* GIVEN EXERCISE *
The answer is one number: how many lines in the data below hold "right".

━━━━━━

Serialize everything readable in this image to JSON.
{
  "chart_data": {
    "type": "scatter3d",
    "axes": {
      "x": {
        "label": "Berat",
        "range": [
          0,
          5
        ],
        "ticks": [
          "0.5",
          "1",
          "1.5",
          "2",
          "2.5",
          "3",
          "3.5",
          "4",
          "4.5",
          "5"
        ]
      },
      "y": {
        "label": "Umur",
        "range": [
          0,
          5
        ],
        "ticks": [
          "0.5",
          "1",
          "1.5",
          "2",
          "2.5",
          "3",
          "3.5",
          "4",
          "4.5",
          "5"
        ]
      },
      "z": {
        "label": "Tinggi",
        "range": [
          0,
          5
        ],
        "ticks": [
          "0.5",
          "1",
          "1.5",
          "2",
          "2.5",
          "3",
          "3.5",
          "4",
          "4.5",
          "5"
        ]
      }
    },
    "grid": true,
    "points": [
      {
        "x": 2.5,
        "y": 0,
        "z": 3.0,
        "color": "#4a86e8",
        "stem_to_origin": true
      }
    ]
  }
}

━━━━━━

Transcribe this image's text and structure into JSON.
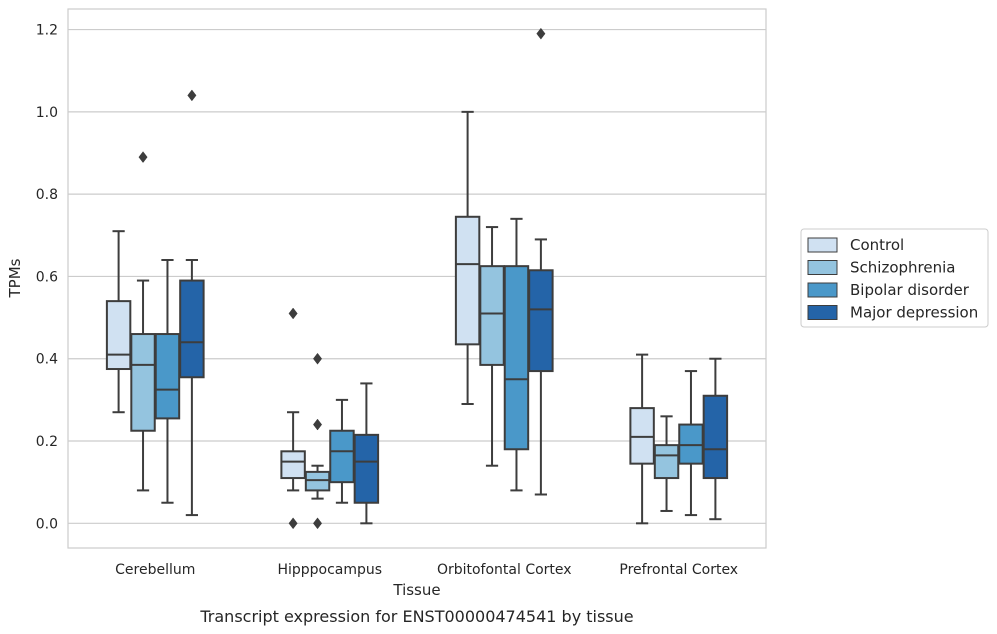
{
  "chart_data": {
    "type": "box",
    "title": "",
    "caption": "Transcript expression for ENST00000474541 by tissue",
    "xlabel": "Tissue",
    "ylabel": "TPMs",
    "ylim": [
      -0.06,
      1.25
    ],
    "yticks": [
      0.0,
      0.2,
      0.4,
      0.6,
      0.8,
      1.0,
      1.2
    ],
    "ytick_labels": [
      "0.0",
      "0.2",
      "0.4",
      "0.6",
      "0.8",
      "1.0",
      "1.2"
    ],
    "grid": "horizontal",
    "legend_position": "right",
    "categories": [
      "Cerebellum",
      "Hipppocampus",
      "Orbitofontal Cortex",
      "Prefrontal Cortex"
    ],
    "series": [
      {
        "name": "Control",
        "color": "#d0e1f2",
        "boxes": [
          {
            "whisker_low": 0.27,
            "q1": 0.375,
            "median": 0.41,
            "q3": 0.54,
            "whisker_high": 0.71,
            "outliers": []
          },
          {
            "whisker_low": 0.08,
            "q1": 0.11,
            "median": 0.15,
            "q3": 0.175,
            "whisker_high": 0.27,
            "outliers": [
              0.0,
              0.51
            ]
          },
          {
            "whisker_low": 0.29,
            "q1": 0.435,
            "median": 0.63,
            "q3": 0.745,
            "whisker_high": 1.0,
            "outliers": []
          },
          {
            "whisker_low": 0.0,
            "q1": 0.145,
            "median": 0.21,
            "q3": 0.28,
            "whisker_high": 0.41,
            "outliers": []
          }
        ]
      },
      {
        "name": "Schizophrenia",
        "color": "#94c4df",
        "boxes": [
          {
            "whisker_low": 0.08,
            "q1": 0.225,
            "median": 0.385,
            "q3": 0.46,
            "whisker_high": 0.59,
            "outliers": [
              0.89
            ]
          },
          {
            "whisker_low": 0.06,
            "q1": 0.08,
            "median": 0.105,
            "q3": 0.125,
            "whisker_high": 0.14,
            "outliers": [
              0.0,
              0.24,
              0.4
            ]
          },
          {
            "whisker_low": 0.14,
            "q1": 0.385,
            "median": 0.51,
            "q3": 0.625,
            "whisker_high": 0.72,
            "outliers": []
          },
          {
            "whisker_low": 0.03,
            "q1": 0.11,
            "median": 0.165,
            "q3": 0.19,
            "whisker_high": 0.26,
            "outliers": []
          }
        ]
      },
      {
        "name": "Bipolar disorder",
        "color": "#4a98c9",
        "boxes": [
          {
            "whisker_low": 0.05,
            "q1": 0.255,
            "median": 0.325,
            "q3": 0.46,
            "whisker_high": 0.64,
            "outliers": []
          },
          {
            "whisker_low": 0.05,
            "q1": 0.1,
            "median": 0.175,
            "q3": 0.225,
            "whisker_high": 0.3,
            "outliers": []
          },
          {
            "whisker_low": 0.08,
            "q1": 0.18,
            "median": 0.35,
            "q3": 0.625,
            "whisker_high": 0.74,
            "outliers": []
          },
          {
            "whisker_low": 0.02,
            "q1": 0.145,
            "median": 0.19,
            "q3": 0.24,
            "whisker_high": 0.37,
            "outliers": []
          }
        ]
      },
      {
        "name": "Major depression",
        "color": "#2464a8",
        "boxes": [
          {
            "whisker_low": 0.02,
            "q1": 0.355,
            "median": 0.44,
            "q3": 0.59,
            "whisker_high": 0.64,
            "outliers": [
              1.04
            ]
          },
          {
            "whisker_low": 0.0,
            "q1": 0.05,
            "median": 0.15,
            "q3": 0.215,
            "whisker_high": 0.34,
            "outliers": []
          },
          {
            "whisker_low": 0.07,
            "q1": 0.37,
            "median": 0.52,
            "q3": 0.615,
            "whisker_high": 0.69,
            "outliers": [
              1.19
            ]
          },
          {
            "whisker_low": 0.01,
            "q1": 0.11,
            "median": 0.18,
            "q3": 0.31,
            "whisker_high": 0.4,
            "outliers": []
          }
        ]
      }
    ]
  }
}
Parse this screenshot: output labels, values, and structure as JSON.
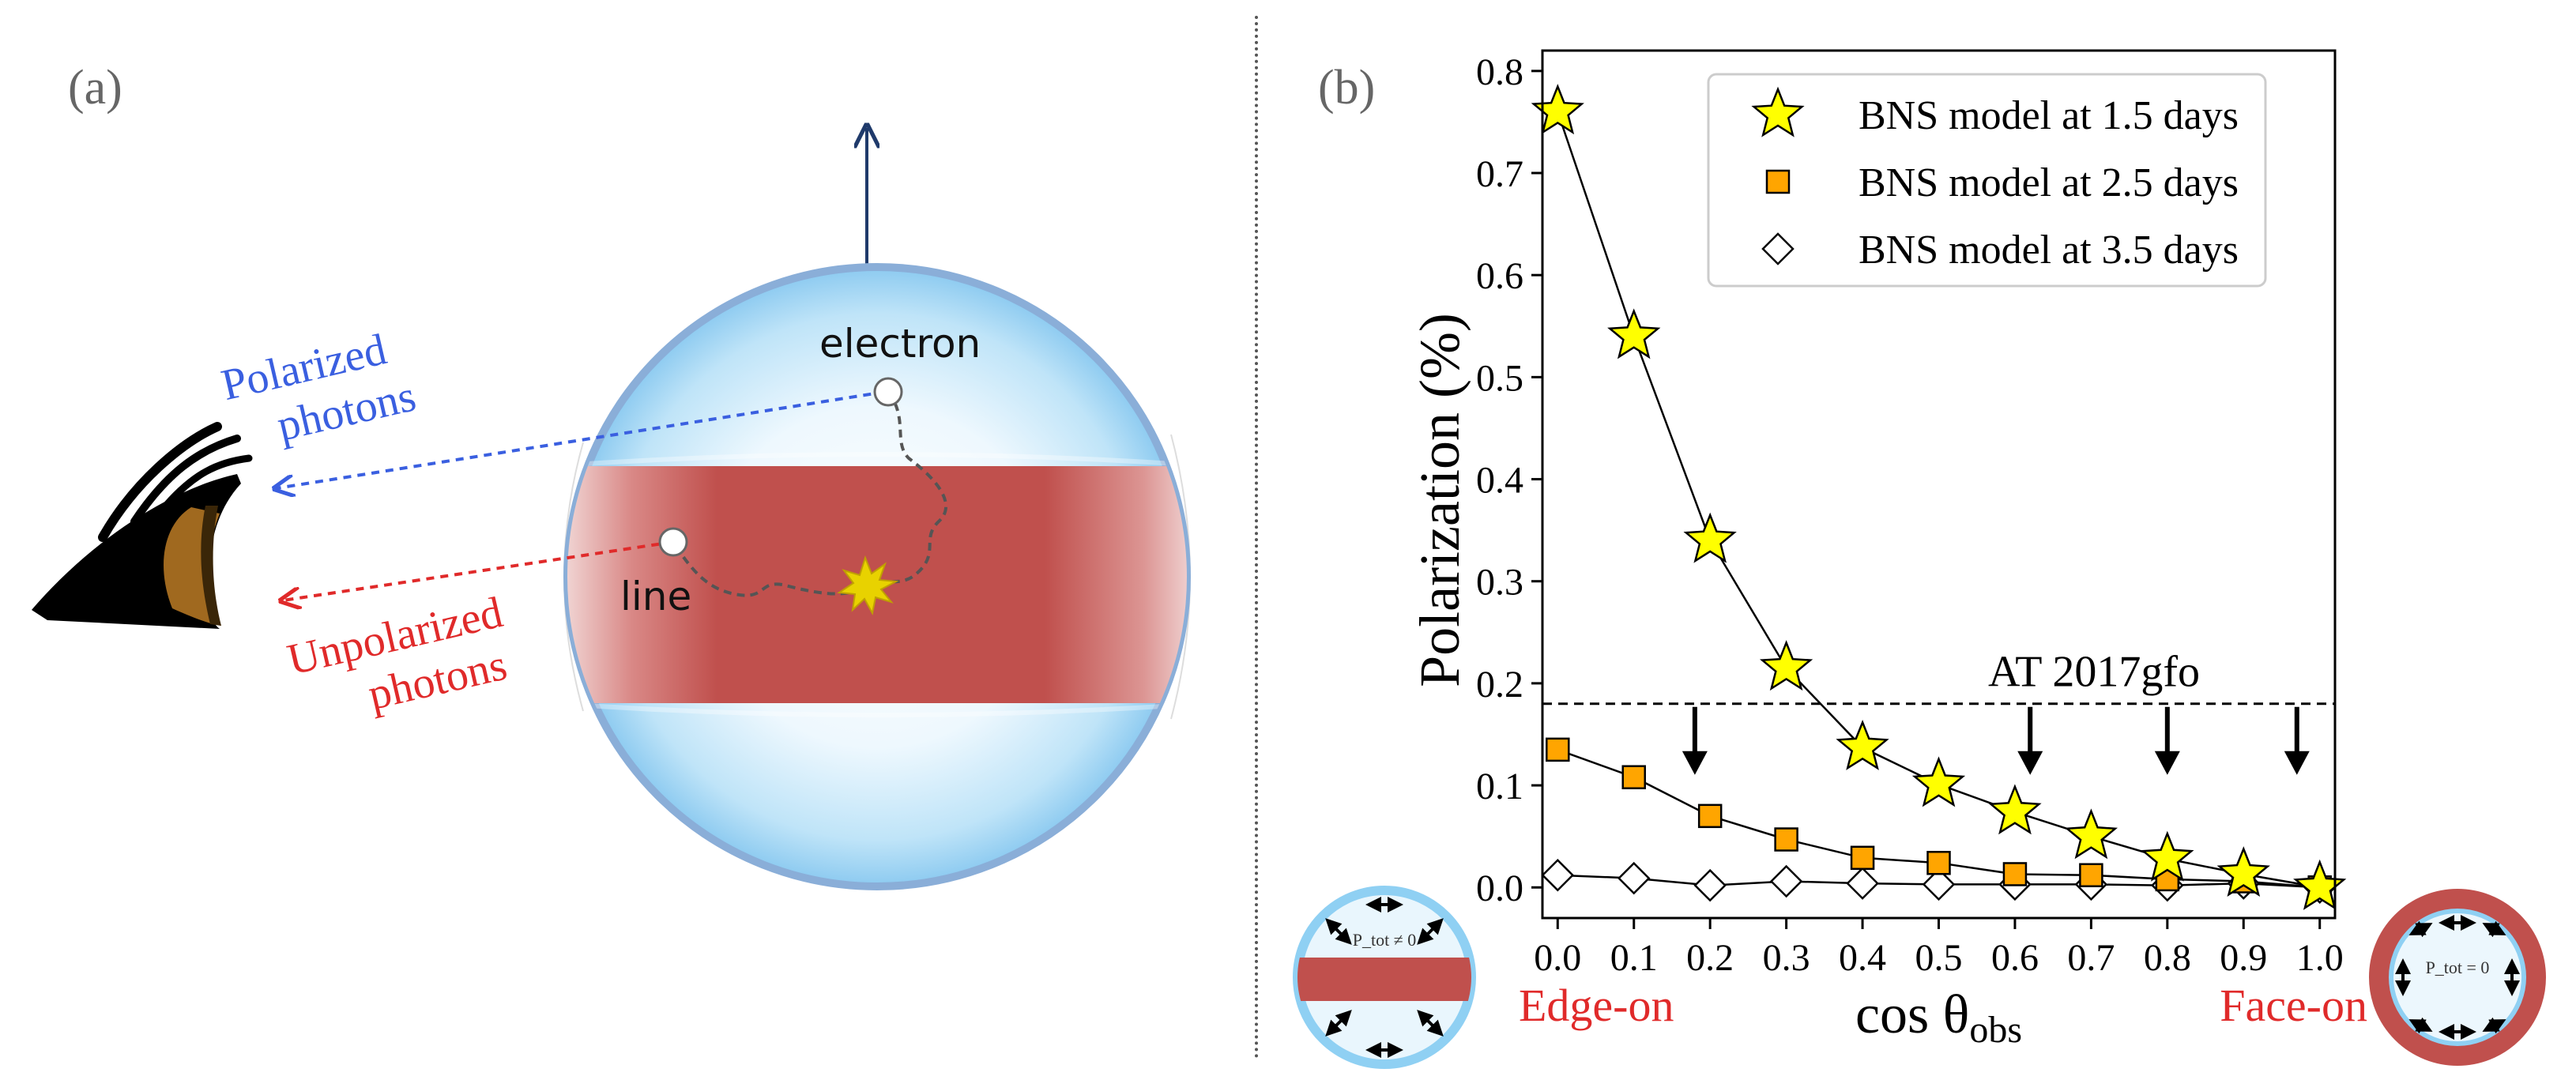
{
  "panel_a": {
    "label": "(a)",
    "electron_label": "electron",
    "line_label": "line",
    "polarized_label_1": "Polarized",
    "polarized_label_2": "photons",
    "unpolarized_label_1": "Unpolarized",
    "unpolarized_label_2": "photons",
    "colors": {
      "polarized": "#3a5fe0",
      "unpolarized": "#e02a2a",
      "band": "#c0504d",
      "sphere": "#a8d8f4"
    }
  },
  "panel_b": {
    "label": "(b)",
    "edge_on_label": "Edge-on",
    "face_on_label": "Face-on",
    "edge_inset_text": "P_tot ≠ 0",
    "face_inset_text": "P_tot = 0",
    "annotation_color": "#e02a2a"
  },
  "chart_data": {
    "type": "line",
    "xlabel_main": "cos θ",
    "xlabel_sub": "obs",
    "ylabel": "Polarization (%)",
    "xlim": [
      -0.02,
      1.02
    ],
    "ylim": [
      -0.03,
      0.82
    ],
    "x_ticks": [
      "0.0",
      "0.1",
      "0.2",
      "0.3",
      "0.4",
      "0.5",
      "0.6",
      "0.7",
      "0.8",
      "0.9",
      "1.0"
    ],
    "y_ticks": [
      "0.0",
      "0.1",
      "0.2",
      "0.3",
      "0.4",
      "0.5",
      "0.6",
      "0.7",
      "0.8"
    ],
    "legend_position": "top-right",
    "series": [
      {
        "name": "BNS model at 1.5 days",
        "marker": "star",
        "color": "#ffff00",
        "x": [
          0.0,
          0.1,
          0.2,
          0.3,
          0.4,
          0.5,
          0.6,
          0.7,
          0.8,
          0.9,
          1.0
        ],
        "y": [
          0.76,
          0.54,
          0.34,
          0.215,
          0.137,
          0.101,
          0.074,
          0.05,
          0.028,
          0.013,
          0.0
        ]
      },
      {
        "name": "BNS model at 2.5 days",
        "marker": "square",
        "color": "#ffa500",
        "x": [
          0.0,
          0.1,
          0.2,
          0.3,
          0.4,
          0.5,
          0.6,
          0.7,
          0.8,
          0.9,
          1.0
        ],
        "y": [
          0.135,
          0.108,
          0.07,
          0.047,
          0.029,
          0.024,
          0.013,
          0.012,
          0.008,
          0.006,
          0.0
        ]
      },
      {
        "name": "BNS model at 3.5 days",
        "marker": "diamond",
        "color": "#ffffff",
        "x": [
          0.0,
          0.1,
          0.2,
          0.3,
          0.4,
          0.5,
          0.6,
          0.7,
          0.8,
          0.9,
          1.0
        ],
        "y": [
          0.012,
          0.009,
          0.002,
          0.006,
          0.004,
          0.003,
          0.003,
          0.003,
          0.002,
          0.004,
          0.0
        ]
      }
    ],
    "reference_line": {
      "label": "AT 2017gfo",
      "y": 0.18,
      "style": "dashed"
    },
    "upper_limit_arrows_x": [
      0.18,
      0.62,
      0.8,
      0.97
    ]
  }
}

━━━━━━

* SOLUTION TO THIS EXERCISE *
2